### Given problem
Give the number of lines that hold the string "γνώμην". Nothing else is needed.

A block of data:
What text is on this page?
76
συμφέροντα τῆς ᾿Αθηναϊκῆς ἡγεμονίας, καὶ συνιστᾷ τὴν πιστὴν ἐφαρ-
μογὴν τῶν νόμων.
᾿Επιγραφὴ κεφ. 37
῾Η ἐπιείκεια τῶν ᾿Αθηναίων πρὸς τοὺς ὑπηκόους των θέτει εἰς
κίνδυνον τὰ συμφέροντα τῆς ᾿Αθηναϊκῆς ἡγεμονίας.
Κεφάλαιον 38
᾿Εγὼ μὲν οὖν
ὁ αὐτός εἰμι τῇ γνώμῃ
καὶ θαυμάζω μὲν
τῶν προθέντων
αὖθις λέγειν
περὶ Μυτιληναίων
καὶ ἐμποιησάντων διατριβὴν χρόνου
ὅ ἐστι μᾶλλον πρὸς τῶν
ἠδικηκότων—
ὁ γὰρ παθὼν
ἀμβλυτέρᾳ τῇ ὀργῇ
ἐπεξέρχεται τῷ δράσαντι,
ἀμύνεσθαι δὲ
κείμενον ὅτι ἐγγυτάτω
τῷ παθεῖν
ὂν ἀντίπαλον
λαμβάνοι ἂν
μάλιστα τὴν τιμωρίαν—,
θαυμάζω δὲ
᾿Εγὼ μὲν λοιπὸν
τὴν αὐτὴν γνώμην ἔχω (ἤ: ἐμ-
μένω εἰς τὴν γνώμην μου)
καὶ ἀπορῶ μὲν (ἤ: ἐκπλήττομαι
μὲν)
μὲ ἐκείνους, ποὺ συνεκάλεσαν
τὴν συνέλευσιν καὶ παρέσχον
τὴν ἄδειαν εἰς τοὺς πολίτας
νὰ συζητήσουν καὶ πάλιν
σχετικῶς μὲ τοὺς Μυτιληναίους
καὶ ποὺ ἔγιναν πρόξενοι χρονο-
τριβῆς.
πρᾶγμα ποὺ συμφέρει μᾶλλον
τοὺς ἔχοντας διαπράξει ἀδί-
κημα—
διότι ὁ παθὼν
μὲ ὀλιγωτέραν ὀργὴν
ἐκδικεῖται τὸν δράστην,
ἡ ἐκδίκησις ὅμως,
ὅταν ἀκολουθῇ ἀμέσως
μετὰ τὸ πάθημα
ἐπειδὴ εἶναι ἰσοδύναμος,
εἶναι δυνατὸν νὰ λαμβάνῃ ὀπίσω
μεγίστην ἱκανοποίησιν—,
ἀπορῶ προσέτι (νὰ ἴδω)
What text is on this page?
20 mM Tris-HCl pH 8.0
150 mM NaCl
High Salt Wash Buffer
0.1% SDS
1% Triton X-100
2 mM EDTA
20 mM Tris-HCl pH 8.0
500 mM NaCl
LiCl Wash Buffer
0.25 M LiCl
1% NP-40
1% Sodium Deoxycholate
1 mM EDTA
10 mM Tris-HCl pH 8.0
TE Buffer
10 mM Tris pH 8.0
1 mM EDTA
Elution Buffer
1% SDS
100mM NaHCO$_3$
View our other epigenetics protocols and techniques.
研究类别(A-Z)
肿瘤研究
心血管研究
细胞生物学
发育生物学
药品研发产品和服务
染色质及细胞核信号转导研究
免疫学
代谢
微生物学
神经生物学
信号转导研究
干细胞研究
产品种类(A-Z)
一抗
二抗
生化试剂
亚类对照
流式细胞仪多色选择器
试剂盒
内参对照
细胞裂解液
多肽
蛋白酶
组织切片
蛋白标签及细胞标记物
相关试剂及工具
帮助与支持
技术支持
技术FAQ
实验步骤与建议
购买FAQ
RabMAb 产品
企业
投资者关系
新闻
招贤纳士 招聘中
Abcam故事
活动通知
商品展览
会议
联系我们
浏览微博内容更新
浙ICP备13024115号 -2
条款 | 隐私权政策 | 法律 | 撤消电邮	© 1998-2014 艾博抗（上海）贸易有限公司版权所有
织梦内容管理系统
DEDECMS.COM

### The response
2